Stated exercise
Rewrite the lines below with "Pro Plan" swapped for "Team Plan" at every occurrence and nothing else altered. Omit the pictures.

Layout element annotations
---------------
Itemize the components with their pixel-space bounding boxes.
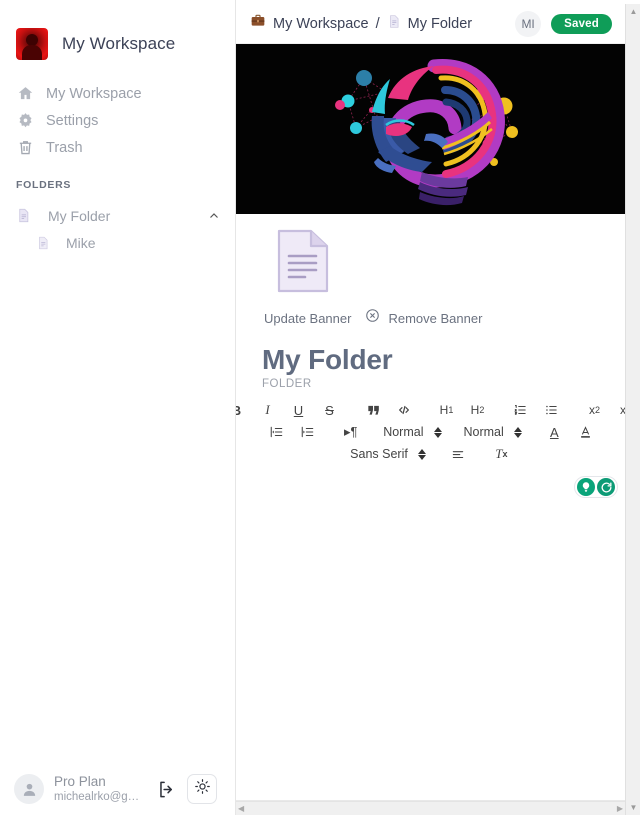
- sun-icon: [194, 778, 211, 800]
- document-icon: [34, 234, 52, 252]
- text-direction-button[interactable]: ▸¶: [338, 422, 363, 442]
- breadcrumb-separator: /: [375, 15, 380, 32]
- trash-icon: [16, 139, 34, 157]
- sidebar-item-label: My Workspace: [46, 85, 142, 102]
- workspace-avatar-image: [16, 28, 48, 60]
- avatar[interactable]: [14, 774, 44, 804]
- clear-formatting-button[interactable]: Tx: [489, 444, 514, 464]
- italic-button[interactable]: I: [255, 400, 280, 420]
- home-icon: [16, 85, 34, 103]
- tree-item-mike[interactable]: Mike: [0, 229, 235, 256]
- user-bar: Pro Plan michealrko@g…: [0, 774, 236, 804]
- heading-value: Normal: [463, 425, 504, 439]
- sidebar-nav: My Workspace Settings Trash: [0, 80, 235, 161]
- font-size-value: Normal: [383, 425, 424, 439]
- tree-item-label: Mike: [66, 234, 96, 251]
- vertical-scrollbar[interactable]: ▲ ▼: [625, 4, 640, 815]
- breadcrumb-workspace-label: My Workspace: [273, 15, 369, 32]
- user-meta: Pro Plan michealrko@g…: [54, 774, 139, 804]
- lightbulb-icon[interactable]: [577, 478, 595, 496]
- blockquote-button[interactable]: [360, 400, 385, 420]
- sidebar-item-my-workspace[interactable]: My Workspace: [0, 80, 235, 107]
- tree-item-label: My Folder: [48, 207, 111, 224]
- scroll-up-arrow[interactable]: ▲: [626, 4, 640, 19]
- breadcrumb-folder[interactable]: My Folder: [387, 14, 472, 34]
- align-button[interactable]: [446, 444, 471, 464]
- page-kind-label: FOLDER: [262, 378, 312, 390]
- editor-toolbar: B I U S H1 H2 x 2 x ▸¶ Normal Normal A S…: [236, 400, 631, 464]
- breadcrumb: My Workspace / My Folder MI Saved: [236, 4, 626, 44]
- document-icon: [14, 207, 32, 225]
- sidebar-item-settings[interactable]: Settings: [0, 107, 235, 134]
- toolbar-row-1: B I U S H1 H2 x 2 x: [236, 400, 640, 420]
- ai-action-pill: [574, 476, 618, 498]
- chevron-updown-icon: [513, 426, 522, 438]
- plan-label: Pro Plan: [54, 774, 106, 789]
- chevron-updown-icon: [433, 426, 442, 438]
- briefcase-icon: [250, 13, 266, 34]
- close-circle-icon: [365, 308, 380, 328]
- user-email: michealrko@g…: [54, 791, 140, 803]
- banner-image[interactable]: [236, 44, 626, 214]
- underline-button[interactable]: U: [286, 400, 311, 420]
- theme-toggle-button[interactable]: [187, 774, 218, 804]
- workspace-header[interactable]: My Workspace: [0, 4, 235, 68]
- sidebar-item-label: Settings: [46, 112, 99, 129]
- sidebar-item-label: Trash: [46, 139, 83, 156]
- font-family-value: Sans Serif: [350, 447, 408, 461]
- toolbar-row-2: ▸¶ Normal Normal A: [261, 422, 601, 442]
- status-badge: Saved: [551, 13, 612, 34]
- ordered-list-button[interactable]: [508, 400, 533, 420]
- scroll-down-arrow[interactable]: ▼: [626, 800, 640, 815]
- folder-tree: My Folder Mike: [0, 202, 235, 256]
- remove-banner-label: Remove Banner: [388, 310, 483, 326]
- heading1-button[interactable]: H1: [434, 400, 459, 420]
- scroll-right-arrow[interactable]: ▶: [617, 804, 623, 813]
- document-icon: [387, 14, 401, 34]
- background-color-button[interactable]: [573, 422, 598, 442]
- text-color-button[interactable]: A: [542, 422, 567, 442]
- user-initials-avatar[interactable]: MI: [515, 10, 542, 37]
- workspace-title: My Workspace: [62, 34, 176, 53]
- scroll-left-arrow[interactable]: ◀: [238, 804, 244, 813]
- indent-button[interactable]: [295, 422, 320, 442]
- banner-artwork: [236, 44, 626, 214]
- remove-banner-button[interactable]: Remove Banner: [365, 308, 482, 328]
- app-window: My Workspace My Workspace Settings Trash: [0, 0, 640, 815]
- gear-icon: [16, 112, 34, 130]
- outdent-button[interactable]: [264, 422, 289, 442]
- logout-icon[interactable]: [155, 778, 177, 800]
- bullet-list-button[interactable]: [539, 400, 564, 420]
- font-family-select[interactable]: Sans Serif: [350, 447, 426, 461]
- code-button[interactable]: [391, 400, 416, 420]
- font-size-select[interactable]: Normal: [383, 425, 442, 439]
- heading2-button[interactable]: H2: [465, 400, 490, 420]
- sidebar-item-trash[interactable]: Trash: [0, 134, 235, 161]
- breadcrumb-workspace[interactable]: My Workspace: [250, 13, 369, 34]
- document-emoji[interactable]: [276, 228, 330, 294]
- banner-actions: Update Banner Remove Banner: [264, 308, 640, 328]
- heading-select[interactable]: Normal: [464, 425, 522, 439]
- toolbar-row-3: Sans Serif Tx: [345, 444, 517, 464]
- chevron-updown-icon: [417, 448, 426, 460]
- folders-section-title: FOLDERS: [16, 179, 72, 191]
- tree-item-my-folder[interactable]: My Folder: [0, 202, 235, 229]
- sidebar: My Workspace My Workspace Settings Trash: [0, 0, 236, 815]
- chevron-up-icon[interactable]: [207, 209, 221, 223]
- update-banner-button[interactable]: Update Banner: [264, 311, 351, 326]
- bold-button[interactable]: B: [236, 400, 249, 420]
- main-panel: My Workspace / My Folder MI Saved Update…: [236, 0, 640, 815]
- strikethrough-button[interactable]: S: [317, 400, 342, 420]
- subscript-button[interactable]: x2: [582, 400, 607, 420]
- horizontal-scrollbar[interactable]: ◀ ▶: [236, 801, 625, 815]
- page-title[interactable]: My Folder: [262, 344, 640, 376]
- breadcrumb-folder-label: My Folder: [407, 15, 473, 32]
- refresh-icon[interactable]: [597, 478, 615, 496]
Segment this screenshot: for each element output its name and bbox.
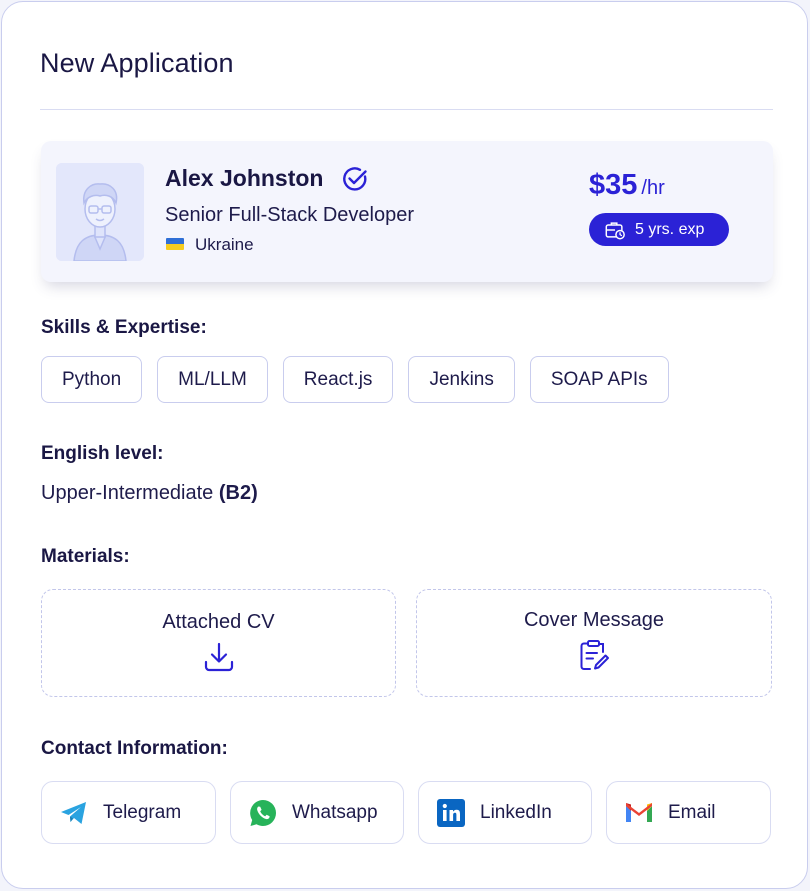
---------------
Exercise solution
Itemize the components with their pixel-space bounding boxes.
- sun-icon: [194, 778, 211, 800]
- document-icon: [34, 234, 52, 252]
- text-direction-button[interactable]: ▸¶: [338, 422, 363, 442]
- breadcrumb-separator: /: [375, 15, 380, 32]
- trash-icon: [16, 139, 34, 157]
- sidebar-item-label: My Workspace: [46, 85, 142, 102]
- workspace-avatar-image: [16, 28, 48, 60]
- avatar[interactable]: [14, 774, 44, 804]
- clear-formatting-button[interactable]: Tx: [489, 444, 514, 464]
- italic-button[interactable]: I: [255, 400, 280, 420]
- home-icon: [16, 85, 34, 103]
- tree-item-mike[interactable]: Mike: [0, 229, 235, 256]
- user-bar: Team Plan michealrko@g…: [0, 774, 236, 804]
- heading-value: Normal: [463, 425, 504, 439]
- sidebar-nav: My Workspace Settings Trash: [0, 80, 235, 161]
- font-size-value: Normal: [383, 425, 424, 439]
- tree-item-label: Mike: [66, 234, 96, 251]
- vertical-scrollbar[interactable]: ▲ ▼: [625, 4, 640, 815]
- breadcrumb-workspace-label: My Workspace: [273, 15, 369, 32]
- user-meta: Team Plan michealrko@g…: [54, 774, 139, 804]
- lightbulb-icon[interactable]: [577, 478, 595, 496]
- blockquote-button[interactable]: [360, 400, 385, 420]
- sidebar-item-my-workspace[interactable]: My Workspace: [0, 80, 235, 107]
- tree-item-label: My Folder: [48, 207, 111, 224]
- scroll-up-arrow[interactable]: ▲: [626, 4, 640, 19]
- breadcrumb-folder[interactable]: My Folder: [387, 14, 472, 34]
- align-button[interactable]: [446, 444, 471, 464]
- page-kind-label: FOLDER: [262, 378, 312, 390]
- editor-toolbar: B I U S H1 H2 x 2 x ▸¶ Normal Normal A S…: [236, 400, 631, 464]
- breadcrumb: My Workspace / My Folder MI Saved: [236, 4, 626, 44]
- document-icon: [14, 207, 32, 225]
- sidebar-item-settings[interactable]: Settings: [0, 107, 235, 134]
- toolbar-row-1: B I U S H1 H2 x 2 x: [236, 400, 640, 420]
- ai-action-pill: [574, 476, 618, 498]
- chevron-updown-icon: [513, 426, 522, 438]
- plan-label: Team Plan: [54, 774, 106, 789]
- chevron-updown-icon: [433, 426, 442, 438]
- briefcase-icon: [250, 13, 266, 34]
- close-circle-icon: [365, 308, 380, 328]
- user-email: michealrko@g…: [54, 791, 140, 803]
- banner-image[interactable]: [236, 44, 626, 214]
- underline-button[interactable]: U: [286, 400, 311, 420]
- theme-toggle-button[interactable]: [187, 774, 218, 804]
- workspace-header[interactable]: My Workspace: [0, 4, 235, 68]
- sidebar-item-label: Settings: [46, 112, 99, 129]
- sidebar-item-label: Trash: [46, 139, 83, 156]
- font-family-value: Sans Serif: [350, 447, 408, 461]
- toolbar-row-2: ▸¶ Normal Normal A: [261, 422, 601, 442]
- status-badge: Saved: [551, 13, 612, 34]
- ordered-list-button[interactable]: [508, 400, 533, 420]
- scroll-down-arrow[interactable]: ▼: [626, 800, 640, 815]
- folder-tree: My Folder Mike: [0, 202, 235, 256]
- remove-banner-label: Remove Banner: [388, 310, 483, 326]
- heading1-button[interactable]: H1: [434, 400, 459, 420]
- scroll-right-arrow[interactable]: ▶: [617, 804, 623, 813]
- document-icon: [387, 14, 401, 34]
- background-color-button[interactable]: [573, 422, 598, 442]
- text-color-button[interactable]: A: [542, 422, 567, 442]
- user-initials-avatar[interactable]: MI: [515, 10, 542, 37]
- workspace-title: My Workspace: [62, 34, 176, 53]
- scroll-left-arrow[interactable]: ◀: [238, 804, 244, 813]
- indent-button[interactable]: [295, 422, 320, 442]
- banner-artwork: [236, 44, 626, 214]
- remove-banner-button[interactable]: Remove Banner: [365, 308, 482, 328]
- app-window: My Workspace My Workspace Settings Trash: [0, 0, 640, 815]
- gear-icon: [16, 112, 34, 130]
- outdent-button[interactable]: [264, 422, 289, 442]
- logout-icon[interactable]: [155, 778, 177, 800]
- bullet-list-button[interactable]: [539, 400, 564, 420]
- font-family-select[interactable]: Sans Serif: [350, 447, 426, 461]
- code-button[interactable]: [391, 400, 416, 420]
- font-size-select[interactable]: Normal: [383, 425, 442, 439]
- heading2-button[interactable]: H2: [465, 400, 490, 420]
- sidebar-item-trash[interactable]: Trash: [0, 134, 235, 161]
- breadcrumb-workspace[interactable]: My Workspace: [250, 13, 369, 34]
- document-emoji[interactable]: [276, 228, 330, 294]
- banner-actions: Update Banner Remove Banner: [264, 308, 640, 328]
- heading-select[interactable]: Normal: [464, 425, 522, 439]
- toolbar-row-3: Sans Serif Tx: [345, 444, 517, 464]
- chevron-updown-icon: [417, 448, 426, 460]
- folders-section-title: FOLDERS: [16, 179, 72, 191]
- tree-item-my-folder[interactable]: My Folder: [0, 202, 235, 229]
- sidebar: My Workspace My Workspace Settings Trash: [0, 0, 236, 815]
- chevron-up-icon[interactable]: [207, 209, 221, 223]
- update-banner-button[interactable]: Update Banner: [264, 311, 351, 326]
- bold-button[interactable]: B: [236, 400, 249, 420]
- main-panel: My Workspace / My Folder MI Saved Update…: [236, 0, 640, 815]
- strikethrough-button[interactable]: S: [317, 400, 342, 420]
- subscript-button[interactable]: x2: [582, 400, 607, 420]
- horizontal-scrollbar[interactable]: ◀ ▶: [236, 801, 625, 815]
- page-title[interactable]: My Folder: [262, 344, 640, 376]
- breadcrumb-folder-label: My Folder: [407, 15, 473, 32]
- refresh-icon[interactable]: [597, 478, 615, 496]
Segment this screenshot: for each element output its name and bbox.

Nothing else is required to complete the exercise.